• _Task directions_
Pick out each line of the records that includes the string "haploxererts", and copy it.

>> Start

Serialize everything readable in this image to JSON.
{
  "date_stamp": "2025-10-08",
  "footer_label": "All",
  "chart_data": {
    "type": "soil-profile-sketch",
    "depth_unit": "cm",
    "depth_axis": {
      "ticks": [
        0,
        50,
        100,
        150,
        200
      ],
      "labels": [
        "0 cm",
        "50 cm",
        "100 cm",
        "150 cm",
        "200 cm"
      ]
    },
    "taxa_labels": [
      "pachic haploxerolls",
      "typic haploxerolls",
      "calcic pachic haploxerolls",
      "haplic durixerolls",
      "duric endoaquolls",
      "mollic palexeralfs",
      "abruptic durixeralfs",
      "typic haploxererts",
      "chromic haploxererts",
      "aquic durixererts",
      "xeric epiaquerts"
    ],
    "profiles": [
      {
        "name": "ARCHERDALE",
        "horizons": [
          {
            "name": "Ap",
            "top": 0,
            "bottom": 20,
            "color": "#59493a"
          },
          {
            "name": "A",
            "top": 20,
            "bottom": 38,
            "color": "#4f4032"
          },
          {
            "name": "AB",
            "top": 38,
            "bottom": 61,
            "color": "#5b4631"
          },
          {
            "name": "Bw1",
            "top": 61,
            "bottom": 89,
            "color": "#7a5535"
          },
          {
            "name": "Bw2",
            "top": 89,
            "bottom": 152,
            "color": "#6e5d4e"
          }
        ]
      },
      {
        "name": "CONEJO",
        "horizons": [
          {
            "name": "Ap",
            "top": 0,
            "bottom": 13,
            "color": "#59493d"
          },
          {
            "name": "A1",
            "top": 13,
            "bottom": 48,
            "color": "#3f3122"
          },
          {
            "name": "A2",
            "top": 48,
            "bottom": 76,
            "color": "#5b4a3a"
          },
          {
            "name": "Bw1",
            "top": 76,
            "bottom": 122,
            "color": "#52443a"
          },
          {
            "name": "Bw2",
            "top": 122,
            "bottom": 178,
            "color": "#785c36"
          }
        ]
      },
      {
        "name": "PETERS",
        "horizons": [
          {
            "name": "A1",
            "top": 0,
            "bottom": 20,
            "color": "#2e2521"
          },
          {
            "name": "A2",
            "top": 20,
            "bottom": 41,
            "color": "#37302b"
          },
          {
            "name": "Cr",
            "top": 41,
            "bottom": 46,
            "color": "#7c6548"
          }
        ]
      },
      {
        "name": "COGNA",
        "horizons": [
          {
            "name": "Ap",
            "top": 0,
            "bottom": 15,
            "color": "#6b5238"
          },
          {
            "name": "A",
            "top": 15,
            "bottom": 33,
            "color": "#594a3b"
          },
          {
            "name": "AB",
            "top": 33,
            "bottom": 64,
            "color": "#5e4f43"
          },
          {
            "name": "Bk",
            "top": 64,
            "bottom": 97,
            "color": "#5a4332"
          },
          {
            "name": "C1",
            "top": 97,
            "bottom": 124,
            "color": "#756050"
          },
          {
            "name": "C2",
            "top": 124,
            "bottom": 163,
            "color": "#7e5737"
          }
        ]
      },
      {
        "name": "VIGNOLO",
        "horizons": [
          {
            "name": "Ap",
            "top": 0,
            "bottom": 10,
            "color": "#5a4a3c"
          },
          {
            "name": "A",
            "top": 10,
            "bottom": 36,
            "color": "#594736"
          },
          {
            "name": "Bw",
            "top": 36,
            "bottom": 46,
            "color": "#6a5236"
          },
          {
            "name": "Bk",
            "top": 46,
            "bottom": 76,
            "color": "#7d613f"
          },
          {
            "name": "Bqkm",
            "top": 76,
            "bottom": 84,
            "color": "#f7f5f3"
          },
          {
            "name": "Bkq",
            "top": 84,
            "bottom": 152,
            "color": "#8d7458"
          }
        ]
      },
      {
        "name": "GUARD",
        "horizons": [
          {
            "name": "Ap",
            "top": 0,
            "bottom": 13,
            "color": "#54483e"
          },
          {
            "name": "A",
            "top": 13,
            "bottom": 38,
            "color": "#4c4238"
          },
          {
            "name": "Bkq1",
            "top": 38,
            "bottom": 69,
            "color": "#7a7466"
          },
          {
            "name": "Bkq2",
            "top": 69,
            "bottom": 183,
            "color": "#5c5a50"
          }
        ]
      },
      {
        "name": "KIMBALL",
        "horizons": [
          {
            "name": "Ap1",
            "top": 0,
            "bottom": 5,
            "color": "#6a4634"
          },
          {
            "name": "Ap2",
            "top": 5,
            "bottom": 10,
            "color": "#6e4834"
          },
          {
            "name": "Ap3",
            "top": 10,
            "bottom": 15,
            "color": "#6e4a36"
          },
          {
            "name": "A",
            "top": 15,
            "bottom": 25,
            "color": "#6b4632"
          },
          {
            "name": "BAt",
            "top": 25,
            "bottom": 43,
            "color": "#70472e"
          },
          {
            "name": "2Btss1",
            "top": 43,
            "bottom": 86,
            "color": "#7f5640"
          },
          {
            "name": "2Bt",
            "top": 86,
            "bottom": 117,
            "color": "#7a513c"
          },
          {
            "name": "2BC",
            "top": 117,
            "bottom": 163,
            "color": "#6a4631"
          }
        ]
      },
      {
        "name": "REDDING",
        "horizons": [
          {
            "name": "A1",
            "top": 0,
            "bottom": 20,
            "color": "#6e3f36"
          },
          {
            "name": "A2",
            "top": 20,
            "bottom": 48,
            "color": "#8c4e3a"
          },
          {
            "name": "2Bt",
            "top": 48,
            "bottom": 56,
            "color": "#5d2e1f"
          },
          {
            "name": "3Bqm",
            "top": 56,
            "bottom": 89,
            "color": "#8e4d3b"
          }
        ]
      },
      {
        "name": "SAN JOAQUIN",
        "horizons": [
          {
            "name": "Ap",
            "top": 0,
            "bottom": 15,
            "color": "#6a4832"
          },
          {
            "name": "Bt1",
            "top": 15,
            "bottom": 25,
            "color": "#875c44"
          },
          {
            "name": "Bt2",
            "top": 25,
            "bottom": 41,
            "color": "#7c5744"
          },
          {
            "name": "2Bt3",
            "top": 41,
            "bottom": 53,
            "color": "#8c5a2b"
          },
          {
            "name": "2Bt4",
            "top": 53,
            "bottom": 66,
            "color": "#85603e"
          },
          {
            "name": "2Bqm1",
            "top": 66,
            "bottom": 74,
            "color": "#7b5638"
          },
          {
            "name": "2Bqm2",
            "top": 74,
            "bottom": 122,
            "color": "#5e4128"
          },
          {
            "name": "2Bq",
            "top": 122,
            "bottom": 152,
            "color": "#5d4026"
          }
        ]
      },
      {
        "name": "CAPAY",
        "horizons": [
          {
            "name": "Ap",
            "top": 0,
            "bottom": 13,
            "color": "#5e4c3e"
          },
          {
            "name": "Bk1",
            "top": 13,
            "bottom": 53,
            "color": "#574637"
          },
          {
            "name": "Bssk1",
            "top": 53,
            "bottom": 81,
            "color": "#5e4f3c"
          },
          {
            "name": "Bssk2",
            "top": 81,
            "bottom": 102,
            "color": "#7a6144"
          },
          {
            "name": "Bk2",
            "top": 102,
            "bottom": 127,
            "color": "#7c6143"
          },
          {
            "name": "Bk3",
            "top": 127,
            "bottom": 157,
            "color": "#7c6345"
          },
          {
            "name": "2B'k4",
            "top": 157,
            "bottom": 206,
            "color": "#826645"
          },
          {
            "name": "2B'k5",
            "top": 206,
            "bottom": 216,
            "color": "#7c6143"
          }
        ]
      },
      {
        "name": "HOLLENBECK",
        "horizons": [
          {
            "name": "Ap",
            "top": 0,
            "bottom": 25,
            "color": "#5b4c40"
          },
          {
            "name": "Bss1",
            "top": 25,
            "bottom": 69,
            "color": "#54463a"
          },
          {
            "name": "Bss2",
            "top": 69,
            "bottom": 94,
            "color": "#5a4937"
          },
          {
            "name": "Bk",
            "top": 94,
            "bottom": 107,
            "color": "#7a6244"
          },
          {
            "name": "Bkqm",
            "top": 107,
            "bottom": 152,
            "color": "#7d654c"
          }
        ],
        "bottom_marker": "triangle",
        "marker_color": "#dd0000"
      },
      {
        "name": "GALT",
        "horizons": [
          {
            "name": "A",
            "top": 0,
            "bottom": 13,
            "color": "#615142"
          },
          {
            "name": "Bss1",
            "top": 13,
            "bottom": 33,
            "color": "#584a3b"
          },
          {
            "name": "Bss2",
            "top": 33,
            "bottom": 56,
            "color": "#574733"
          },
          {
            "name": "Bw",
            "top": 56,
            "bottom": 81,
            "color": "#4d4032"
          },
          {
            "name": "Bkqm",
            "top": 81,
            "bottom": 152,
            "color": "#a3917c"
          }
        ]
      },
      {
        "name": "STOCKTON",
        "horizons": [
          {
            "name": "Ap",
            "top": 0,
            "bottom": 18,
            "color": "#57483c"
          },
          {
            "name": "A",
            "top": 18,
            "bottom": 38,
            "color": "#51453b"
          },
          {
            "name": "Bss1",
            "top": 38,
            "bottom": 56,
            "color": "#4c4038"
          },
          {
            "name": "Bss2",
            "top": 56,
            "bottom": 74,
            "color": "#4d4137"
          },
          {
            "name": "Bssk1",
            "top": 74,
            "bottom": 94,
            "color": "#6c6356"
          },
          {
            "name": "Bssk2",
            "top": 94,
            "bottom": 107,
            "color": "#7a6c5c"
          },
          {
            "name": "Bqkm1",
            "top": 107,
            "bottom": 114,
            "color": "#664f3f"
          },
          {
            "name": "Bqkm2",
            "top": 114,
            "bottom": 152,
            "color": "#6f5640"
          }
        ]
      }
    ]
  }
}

>> End

• _Output of the exercise_
      "typic haploxererts",
      "chromic haploxererts",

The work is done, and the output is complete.